### WHAT YOU SHOULD DO:
Collect all lines from the listing that include the string "West".

#####

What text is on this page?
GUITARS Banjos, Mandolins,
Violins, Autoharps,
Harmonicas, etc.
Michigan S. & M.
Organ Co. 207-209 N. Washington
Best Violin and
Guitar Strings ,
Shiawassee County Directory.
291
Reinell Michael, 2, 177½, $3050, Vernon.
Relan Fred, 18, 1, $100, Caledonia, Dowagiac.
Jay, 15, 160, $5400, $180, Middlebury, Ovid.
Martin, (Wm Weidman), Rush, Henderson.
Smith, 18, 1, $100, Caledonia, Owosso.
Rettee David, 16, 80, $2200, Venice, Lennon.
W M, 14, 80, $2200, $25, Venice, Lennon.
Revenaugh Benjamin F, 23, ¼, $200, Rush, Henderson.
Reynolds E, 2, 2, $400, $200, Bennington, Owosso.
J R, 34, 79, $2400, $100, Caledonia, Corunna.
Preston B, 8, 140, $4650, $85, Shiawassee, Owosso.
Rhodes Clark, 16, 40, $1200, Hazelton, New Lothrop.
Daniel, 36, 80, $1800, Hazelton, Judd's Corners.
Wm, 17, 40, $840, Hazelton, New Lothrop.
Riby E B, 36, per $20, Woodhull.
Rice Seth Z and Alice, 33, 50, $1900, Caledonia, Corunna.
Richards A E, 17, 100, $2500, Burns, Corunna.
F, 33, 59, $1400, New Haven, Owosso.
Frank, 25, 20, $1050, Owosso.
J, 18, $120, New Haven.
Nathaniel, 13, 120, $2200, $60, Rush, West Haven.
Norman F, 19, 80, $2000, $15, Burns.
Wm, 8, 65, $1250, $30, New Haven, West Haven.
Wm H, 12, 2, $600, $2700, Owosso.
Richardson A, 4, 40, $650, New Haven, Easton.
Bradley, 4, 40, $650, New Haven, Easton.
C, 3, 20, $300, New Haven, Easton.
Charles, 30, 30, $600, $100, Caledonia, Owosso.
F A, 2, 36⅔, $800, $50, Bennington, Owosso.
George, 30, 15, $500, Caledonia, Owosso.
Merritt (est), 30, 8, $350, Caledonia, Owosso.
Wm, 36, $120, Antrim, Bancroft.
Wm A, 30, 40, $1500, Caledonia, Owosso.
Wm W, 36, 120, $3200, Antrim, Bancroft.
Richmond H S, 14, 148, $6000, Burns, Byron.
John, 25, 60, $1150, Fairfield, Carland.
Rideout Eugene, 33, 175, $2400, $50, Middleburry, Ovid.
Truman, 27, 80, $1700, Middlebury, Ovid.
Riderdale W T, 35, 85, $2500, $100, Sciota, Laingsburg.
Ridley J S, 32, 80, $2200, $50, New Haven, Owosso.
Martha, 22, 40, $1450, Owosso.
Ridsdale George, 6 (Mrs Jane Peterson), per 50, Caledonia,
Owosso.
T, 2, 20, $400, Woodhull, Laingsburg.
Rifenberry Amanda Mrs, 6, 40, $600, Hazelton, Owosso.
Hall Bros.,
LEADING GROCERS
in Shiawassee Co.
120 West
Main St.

#####

### SOLUTION TO THE EXERCISE:
Nathaniel, 13, 120, $2200, $60, Rush, West Haven.
Wm, 8, 65, $1250, $30, New Haven, West Haven.
120 West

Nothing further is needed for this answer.